What you will do: Scan the listing below. Report each line that includes "OADG".
━━━
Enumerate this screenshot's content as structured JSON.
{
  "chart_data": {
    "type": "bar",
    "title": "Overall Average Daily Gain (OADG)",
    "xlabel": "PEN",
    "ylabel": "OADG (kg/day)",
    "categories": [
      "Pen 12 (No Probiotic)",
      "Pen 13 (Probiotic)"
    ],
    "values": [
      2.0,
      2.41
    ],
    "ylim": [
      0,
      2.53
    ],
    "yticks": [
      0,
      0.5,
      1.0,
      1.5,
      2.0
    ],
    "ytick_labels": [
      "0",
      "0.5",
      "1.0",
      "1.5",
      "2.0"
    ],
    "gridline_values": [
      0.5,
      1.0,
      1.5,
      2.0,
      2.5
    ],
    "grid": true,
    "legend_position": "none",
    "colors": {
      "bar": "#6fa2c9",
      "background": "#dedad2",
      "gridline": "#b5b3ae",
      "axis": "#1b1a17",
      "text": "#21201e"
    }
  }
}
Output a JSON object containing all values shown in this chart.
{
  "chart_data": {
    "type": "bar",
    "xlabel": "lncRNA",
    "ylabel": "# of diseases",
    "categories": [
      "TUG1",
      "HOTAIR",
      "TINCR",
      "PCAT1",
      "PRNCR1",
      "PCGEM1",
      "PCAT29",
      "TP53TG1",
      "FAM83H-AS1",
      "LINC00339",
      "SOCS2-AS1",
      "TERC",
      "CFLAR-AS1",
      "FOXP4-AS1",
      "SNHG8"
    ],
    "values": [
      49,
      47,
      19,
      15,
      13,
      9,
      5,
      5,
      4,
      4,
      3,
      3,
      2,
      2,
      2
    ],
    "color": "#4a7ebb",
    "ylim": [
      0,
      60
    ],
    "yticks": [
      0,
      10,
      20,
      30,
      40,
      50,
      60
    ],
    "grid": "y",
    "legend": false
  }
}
━━━
Task response:
    "title": "Overall Average Daily Gain (OADG)",
    "ylabel": "OADG (kg/day)",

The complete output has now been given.